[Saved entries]
_____

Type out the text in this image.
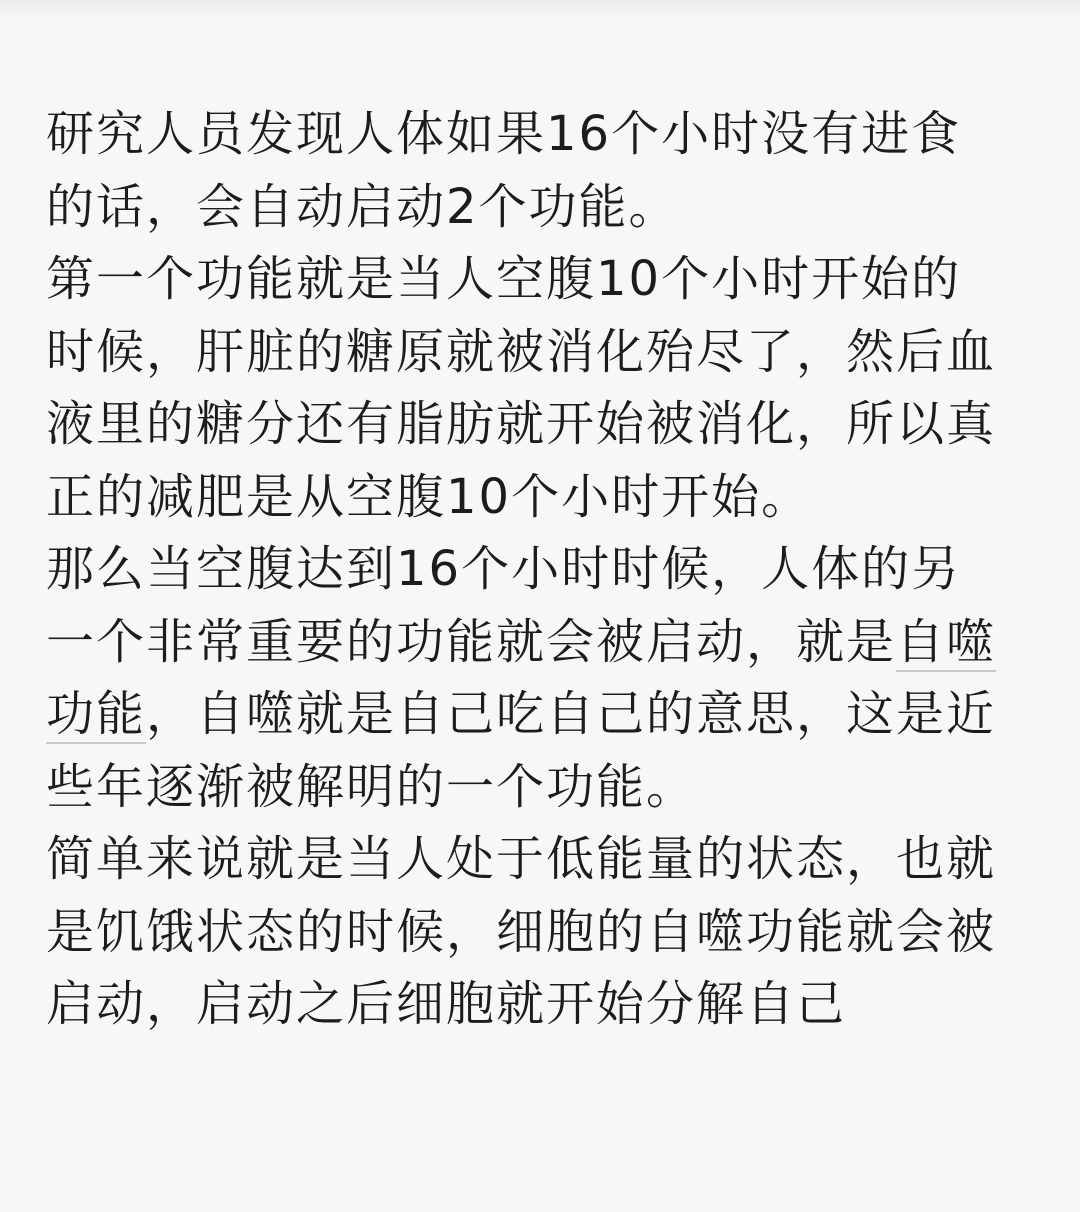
研究人员发现人体如果16个小时没有进食的话，会自动启动2个功能。

第一个功能就是当人空腹10个小时开始的时候，肝脏的糖原就被消化殆尽了，然后血液里的糖分还有脂肪就开始被消化，所以真正的减肥是从空腹10个小时开始。

那么当空腹达到16个小时时候，人体的另一个非常重要的功能就会被启动，就是自噬功能，自噬就是自己吃自己的意思，这是近些年逐渐被解明的一个功能。

简单来说就是当人处于低能量的状态，也就是饥饿状态的时候，细胞的自噬功能就会被启动，启动之后细胞就开始分解自己
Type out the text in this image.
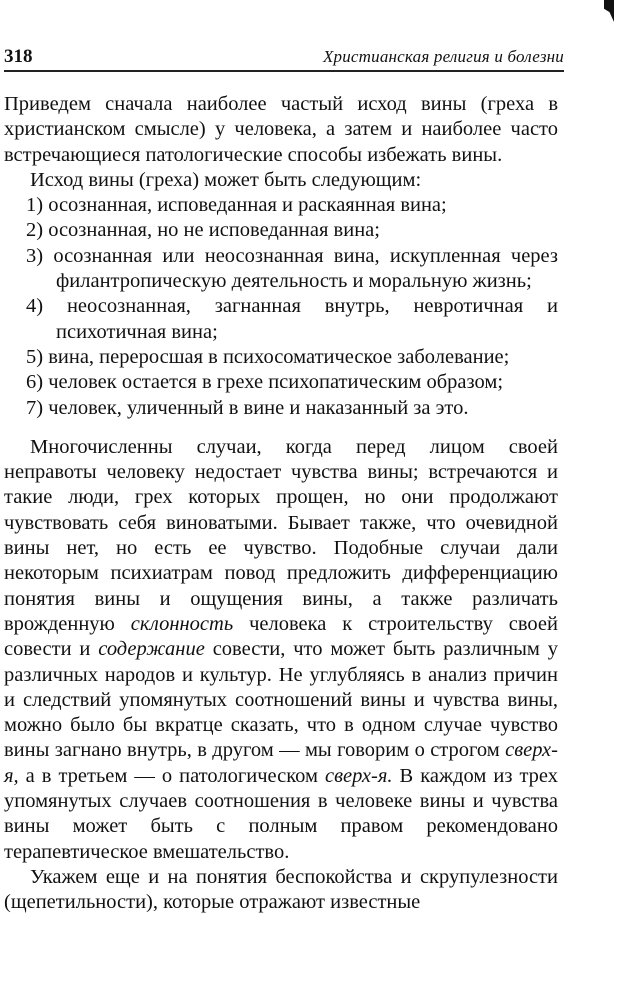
318	Христианская религия и болезни

Приведем сначала наиболее частый исход вины (греха в христианском смысле) у человека, а затем и наиболее часто встречающиеся патологические способы избежать вины.

Исход вины (греха) может быть следующим:

1) осознанная, исповеданная и раскаянная вина;
2) осознанная, но не исповеданная вина;
3) осознанная или неосознанная вина, искупленная через филантропическую деятельность и моральную жизнь;
4) неосознанная, загнанная внутрь, невротичная и психотичная вина;
5) вина, переросшая в психосоматическое заболевание;
6) человек остается в грехе психопатическим образом;
7) человек, уличенный в вине и наказанный за это.

Многочисленны случаи, когда перед лицом своей неправоты человеку недостает чувства вины; встречаются и такие люди, грех которых прощен, но они продолжают чувствовать себя виноватыми. Бывает также, что очевидной вины нет, но есть ее чувство. Подобные случаи дали некоторым психиатрам повод предложить дифференциацию понятия вины и ощущения вины, а также различать врожденную склонность человека к строительству своей совести и содержание совести, что может быть различным у различных народов и культур. Не углубляясь в анализ причин и следствий упомянутых соотношений вины и чувства вины, можно было бы вкратце сказать, что в одном случае чувство вины загнано внутрь, в другом — мы говорим о строгом сверх-я, а в третьем — о патологическом сверх-я. В каждом из трех упомянутых случаев соотношения в человеке вины и чувства вины может быть с полным правом рекомендовано терапевтическое вмешательство.

Укажем еще и на понятия беспокойства и скрупулезности (щепетильности), которые отражают известные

_____

WHAT YOU NEED TO DO: Copy the listing over exactly, skipping the pictures it holds.

TASK SOLUTION:
Type out the text in this image.
研究人员发现人体如果16个小时没有进食的话，会自动启动2个功能。

第一个功能就是当人空腹10个小时开始的时候，肝脏的糖原就被消化殆尽了，然后血液里的糖分还有脂肪就开始被消化，所以真正的减肥是从空腹10个小时开始。

那么当空腹达到16个小时时候，人体的另一个非常重要的功能就会被启动，就是自噬功能，自噬就是自己吃自己的意思，这是近些年逐渐被解明的一个功能。

简单来说就是当人处于低能量的状态，也就是饥饿状态的时候，细胞的自噬功能就会被启动，启动之后细胞就开始分解自己
Type out the text in this image.
318	Христианская религия и болезни

Приведем сначала наиболее частый исход вины (греха в христианском смысле) у человека, а затем и наиболее часто встречающиеся патологические способы избежать вины.

Исход вины (греха) может быть следующим:

1) осознанная, исповеданная и раскаянная вина;
2) осознанная, но не исповеданная вина;
3) осознанная или неосознанная вина, искупленная через филантропическую деятельность и моральную жизнь;
4) неосознанная, загнанная внутрь, невротичная и психотичная вина;
5) вина, переросшая в психосоматическое заболевание;
6) человек остается в грехе психопатическим образом;
7) человек, уличенный в вине и наказанный за это.

Многочисленны случаи, когда перед лицом своей неправоты человеку недостает чувства вины; встречаются и такие люди, грех которых прощен, но они продолжают чувствовать себя виноватыми. Бывает также, что очевидной вины нет, но есть ее чувство. Подобные случаи дали некоторым психиатрам повод предложить дифференциацию понятия вины и ощущения вины, а также различать врожденную склонность человека к строительству своей совести и содержание совести, что может быть различным у различных народов и культур. Не углубляясь в анализ причин и следствий упомянутых соотношений вины и чувства вины, можно было бы вкратце сказать, что в одном случае чувство вины загнано внутрь, в другом — мы говорим о строгом сверх-я, а в третьем — о патологическом сверх-я. В каждом из трех упомянутых случаев соотношения в человеке вины и чувства вины может быть с полным правом рекомендовано терапевтическое вмешательство.

Укажем еще и на понятия беспокойства и скрупулезности (щепетильности), которые отражают известные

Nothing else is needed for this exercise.